# Dataset records start

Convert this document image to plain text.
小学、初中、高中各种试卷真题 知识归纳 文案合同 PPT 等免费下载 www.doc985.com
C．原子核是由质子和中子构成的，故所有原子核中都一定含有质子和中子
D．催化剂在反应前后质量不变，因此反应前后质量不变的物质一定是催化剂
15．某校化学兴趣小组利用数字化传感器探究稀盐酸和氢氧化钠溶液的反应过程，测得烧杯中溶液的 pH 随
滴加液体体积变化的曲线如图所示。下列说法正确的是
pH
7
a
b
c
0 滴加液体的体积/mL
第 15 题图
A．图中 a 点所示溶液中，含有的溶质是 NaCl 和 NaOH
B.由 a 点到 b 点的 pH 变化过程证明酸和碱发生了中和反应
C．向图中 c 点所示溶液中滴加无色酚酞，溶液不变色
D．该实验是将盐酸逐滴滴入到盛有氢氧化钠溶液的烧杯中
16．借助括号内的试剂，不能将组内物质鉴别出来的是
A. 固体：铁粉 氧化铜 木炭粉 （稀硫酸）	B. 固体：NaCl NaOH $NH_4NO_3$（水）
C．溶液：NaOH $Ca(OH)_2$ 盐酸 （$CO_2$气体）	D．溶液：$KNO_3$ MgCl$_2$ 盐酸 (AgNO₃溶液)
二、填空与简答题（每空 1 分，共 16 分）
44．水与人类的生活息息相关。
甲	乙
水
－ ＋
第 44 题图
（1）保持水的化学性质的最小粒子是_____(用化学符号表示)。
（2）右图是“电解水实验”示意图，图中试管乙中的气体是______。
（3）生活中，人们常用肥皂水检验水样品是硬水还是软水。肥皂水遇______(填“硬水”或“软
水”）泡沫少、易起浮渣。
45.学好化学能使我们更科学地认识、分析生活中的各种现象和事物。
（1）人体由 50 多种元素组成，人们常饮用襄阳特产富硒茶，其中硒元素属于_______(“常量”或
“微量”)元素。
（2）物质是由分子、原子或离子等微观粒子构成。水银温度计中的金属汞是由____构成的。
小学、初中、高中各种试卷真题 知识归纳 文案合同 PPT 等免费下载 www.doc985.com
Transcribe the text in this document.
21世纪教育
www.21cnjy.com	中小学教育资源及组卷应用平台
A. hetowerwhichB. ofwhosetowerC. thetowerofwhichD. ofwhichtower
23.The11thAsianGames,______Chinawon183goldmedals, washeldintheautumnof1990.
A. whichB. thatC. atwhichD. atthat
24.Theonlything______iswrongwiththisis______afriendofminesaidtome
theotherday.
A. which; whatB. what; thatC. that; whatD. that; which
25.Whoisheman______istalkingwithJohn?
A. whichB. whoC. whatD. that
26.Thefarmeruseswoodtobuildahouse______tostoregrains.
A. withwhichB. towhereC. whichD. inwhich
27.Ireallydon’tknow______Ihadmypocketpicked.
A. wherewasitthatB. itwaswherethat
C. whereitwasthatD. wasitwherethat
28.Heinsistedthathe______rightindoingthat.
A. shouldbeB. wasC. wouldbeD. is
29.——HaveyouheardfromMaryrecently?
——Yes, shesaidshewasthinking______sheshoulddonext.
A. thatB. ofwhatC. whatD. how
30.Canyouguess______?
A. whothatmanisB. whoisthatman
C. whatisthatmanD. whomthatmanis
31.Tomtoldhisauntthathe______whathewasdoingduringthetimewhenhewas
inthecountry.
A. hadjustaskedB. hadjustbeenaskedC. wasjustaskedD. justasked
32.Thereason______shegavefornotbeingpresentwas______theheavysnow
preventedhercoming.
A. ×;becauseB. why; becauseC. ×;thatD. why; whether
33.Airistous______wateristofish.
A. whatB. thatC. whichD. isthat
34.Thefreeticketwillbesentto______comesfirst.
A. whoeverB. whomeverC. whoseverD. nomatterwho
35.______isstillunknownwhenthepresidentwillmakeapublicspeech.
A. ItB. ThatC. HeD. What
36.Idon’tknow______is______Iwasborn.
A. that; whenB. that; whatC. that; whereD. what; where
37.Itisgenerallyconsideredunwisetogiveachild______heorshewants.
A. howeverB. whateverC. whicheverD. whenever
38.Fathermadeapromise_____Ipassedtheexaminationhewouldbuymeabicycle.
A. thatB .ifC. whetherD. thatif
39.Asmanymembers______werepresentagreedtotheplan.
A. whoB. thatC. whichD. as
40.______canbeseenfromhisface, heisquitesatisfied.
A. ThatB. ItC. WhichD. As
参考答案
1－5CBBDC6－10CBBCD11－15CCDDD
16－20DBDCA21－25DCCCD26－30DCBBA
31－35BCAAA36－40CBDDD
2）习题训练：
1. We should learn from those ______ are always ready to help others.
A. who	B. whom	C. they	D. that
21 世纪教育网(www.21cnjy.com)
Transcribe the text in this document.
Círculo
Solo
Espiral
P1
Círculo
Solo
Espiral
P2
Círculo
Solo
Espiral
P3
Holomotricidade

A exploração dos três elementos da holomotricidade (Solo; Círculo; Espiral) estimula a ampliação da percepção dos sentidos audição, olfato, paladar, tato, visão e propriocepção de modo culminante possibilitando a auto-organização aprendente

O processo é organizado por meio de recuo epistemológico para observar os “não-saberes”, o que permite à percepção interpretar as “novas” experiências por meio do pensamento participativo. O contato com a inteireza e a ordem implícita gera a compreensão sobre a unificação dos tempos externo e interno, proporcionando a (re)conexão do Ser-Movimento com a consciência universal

# Dataset records end

▶ **Your goal**:
Looking at the listing above, count the lines that contain "whatD" and give nothing but the number.

▶ **Solution for this problem**:
3